_REQUIRED TASK:_ Are you able to quote each entry exactly as written?

_MATERIAL SHOWN:_
====

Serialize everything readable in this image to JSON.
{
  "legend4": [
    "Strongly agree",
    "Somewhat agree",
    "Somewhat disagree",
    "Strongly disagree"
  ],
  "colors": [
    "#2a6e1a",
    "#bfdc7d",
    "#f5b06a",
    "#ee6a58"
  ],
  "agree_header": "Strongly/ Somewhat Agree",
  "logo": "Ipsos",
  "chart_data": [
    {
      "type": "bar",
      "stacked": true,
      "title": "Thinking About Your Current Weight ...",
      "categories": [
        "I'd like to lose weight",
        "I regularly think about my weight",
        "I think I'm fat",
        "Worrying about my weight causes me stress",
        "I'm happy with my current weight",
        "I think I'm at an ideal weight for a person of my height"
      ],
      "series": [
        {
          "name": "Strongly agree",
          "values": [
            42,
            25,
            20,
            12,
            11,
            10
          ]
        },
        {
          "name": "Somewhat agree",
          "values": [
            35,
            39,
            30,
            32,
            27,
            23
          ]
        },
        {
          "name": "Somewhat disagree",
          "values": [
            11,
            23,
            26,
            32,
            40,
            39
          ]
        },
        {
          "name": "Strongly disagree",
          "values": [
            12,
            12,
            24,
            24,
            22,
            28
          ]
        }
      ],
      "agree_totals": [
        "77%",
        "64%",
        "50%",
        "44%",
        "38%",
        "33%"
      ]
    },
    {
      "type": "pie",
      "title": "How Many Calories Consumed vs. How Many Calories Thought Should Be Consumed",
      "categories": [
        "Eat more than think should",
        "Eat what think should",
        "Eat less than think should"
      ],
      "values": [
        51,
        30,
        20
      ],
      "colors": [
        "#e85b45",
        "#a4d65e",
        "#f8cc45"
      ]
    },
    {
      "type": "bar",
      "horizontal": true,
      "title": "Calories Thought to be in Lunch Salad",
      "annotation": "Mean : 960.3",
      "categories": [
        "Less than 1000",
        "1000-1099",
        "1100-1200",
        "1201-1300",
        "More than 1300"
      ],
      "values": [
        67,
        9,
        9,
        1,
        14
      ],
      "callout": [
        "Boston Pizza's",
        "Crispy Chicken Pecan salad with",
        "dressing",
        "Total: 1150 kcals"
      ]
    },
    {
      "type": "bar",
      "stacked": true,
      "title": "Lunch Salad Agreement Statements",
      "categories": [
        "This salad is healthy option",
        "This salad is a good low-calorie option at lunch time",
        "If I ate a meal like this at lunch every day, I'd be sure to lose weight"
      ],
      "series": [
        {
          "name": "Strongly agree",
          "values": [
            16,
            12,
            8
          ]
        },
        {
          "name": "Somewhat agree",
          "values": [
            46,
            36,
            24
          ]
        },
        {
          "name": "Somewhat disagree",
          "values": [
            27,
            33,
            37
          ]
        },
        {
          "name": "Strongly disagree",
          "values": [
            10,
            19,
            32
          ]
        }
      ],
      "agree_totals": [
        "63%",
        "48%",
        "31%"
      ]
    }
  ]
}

====

_THE OUTPUT:_
Serialize everything readable in this image to JSON.
{
  "legend4": [
    "Strongly agree",
    "Somewhat agree",
    "Somewhat disagree",
    "Strongly disagree"
  ],
  "colors": [
    "#2a6e1a",
    "#bfdc7d",
    "#f5b06a",
    "#ee6a58"
  ],
  "agree_header": "Strongly/ Somewhat Agree",
  "logo": "Ipsos",
  "chart_data": [
    {
      "type": "bar",
      "stacked": true,
      "title": "Thinking About Your Current Weight ...",
      "categories": [
        "I'd like to lose weight",
        "I regularly think about my weight",
        "I think I'm fat",
        "Worrying about my weight causes me stress",
        "I'm happy with my current weight",
        "I think I'm at an ideal weight for a person of my height"
      ],
      "series": [
        {
          "name": "Strongly agree",
          "values": [
            42,
            25,
            20,
            12,
            11,
            10
          ]
        },
        {
          "name": "Somewhat agree",
          "values": [
            35,
            39,
            30,
            32,
            27,
            23
          ]
        },
        {
          "name": "Somewhat disagree",
          "values": [
            11,
            23,
            26,
            32,
            40,
            39
          ]
        },
        {
          "name": "Strongly disagree",
          "values": [
            12,
            12,
            24,
            24,
            22,
            28
          ]
        }
      ],
      "agree_totals": [
        "77%",
        "64%",
        "50%",
        "44%",
        "38%",
        "33%"
      ]
    },
    {
      "type": "pie",
      "title": "How Many Calories Consumed vs. How Many Calories Thought Should Be Consumed",
      "categories": [
        "Eat more than think should",
        "Eat what think should",
        "Eat less than think should"
      ],
      "values": [
        51,
        30,
        20
      ],
      "colors": [
        "#e85b45",
        "#a4d65e",
        "#f8cc45"
      ]
    },
    {
      "type": "bar",
      "horizontal": true,
      "title": "Calories Thought to be in Lunch Salad",
      "annotation": "Mean : 960.3",
      "categories": [
        "Less than 1000",
        "1000-1099",
        "1100-1200",
        "1201-1300",
        "More than 1300"
      ],
      "values": [
        67,
        9,
        9,
        1,
        14
      ],
      "callout": [
        "Boston Pizza's",
        "Crispy Chicken Pecan salad with",
        "dressing",
        "Total: 1150 kcals"
      ]
    },
    {
      "type": "bar",
      "stacked": true,
      "title": "Lunch Salad Agreement Statements",
      "categories": [
        "This salad is healthy option",
        "This salad is a good low-calorie option at lunch time",
        "If I ate a meal like this at lunch every day, I'd be sure to lose weight"
      ],
      "series": [
        {
          "name": "Strongly agree",
          "values": [
            16,
            12,
            8
          ]
        },
        {
          "name": "Somewhat agree",
          "values": [
            46,
            36,
            24
          ]
        },
        {
          "name": "Somewhat disagree",
          "values": [
            27,
            33,
            37
          ]
        },
        {
          "name": "Strongly disagree",
          "values": [
            10,
            19,
            32
          ]
        }
      ],
      "agree_totals": [
        "63%",
        "48%",
        "31%"
      ]
    }
  ]
}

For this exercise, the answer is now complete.